◆ Data for this task ◆
=====
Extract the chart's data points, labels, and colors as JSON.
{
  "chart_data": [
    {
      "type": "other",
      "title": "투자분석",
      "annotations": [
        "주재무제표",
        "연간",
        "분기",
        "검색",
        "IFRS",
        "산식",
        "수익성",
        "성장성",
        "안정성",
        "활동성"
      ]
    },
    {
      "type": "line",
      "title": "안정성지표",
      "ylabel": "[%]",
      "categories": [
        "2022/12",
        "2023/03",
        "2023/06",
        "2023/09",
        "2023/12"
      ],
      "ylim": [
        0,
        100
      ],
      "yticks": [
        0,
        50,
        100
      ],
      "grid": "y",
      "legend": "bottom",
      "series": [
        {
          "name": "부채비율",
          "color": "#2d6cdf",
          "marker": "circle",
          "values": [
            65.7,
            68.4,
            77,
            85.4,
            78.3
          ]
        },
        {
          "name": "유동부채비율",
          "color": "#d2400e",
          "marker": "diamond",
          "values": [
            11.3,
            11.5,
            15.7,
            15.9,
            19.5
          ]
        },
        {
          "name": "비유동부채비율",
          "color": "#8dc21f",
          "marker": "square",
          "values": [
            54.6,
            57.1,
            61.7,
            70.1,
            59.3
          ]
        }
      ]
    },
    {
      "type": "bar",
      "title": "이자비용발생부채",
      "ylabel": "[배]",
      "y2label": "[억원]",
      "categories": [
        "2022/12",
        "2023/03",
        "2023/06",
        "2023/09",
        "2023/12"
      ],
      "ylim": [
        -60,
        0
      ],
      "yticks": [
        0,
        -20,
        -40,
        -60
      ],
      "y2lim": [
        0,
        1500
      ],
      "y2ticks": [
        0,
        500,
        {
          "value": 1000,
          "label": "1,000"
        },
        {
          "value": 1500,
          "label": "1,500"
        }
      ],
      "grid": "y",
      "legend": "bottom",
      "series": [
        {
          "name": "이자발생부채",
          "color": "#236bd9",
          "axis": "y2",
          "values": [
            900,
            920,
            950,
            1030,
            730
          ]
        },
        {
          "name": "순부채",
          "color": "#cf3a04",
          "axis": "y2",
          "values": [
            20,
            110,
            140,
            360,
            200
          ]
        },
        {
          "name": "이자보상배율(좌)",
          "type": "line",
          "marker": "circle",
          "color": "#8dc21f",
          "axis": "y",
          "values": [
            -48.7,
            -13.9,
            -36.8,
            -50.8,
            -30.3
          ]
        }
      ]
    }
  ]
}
=====
◆ Set problem ◆
Look through the entries above and list every line containing "marker".

◆ The result ◆
          "marker": "circle",
          "marker": "diamond",
          "marker": "square",
          "marker": "circle",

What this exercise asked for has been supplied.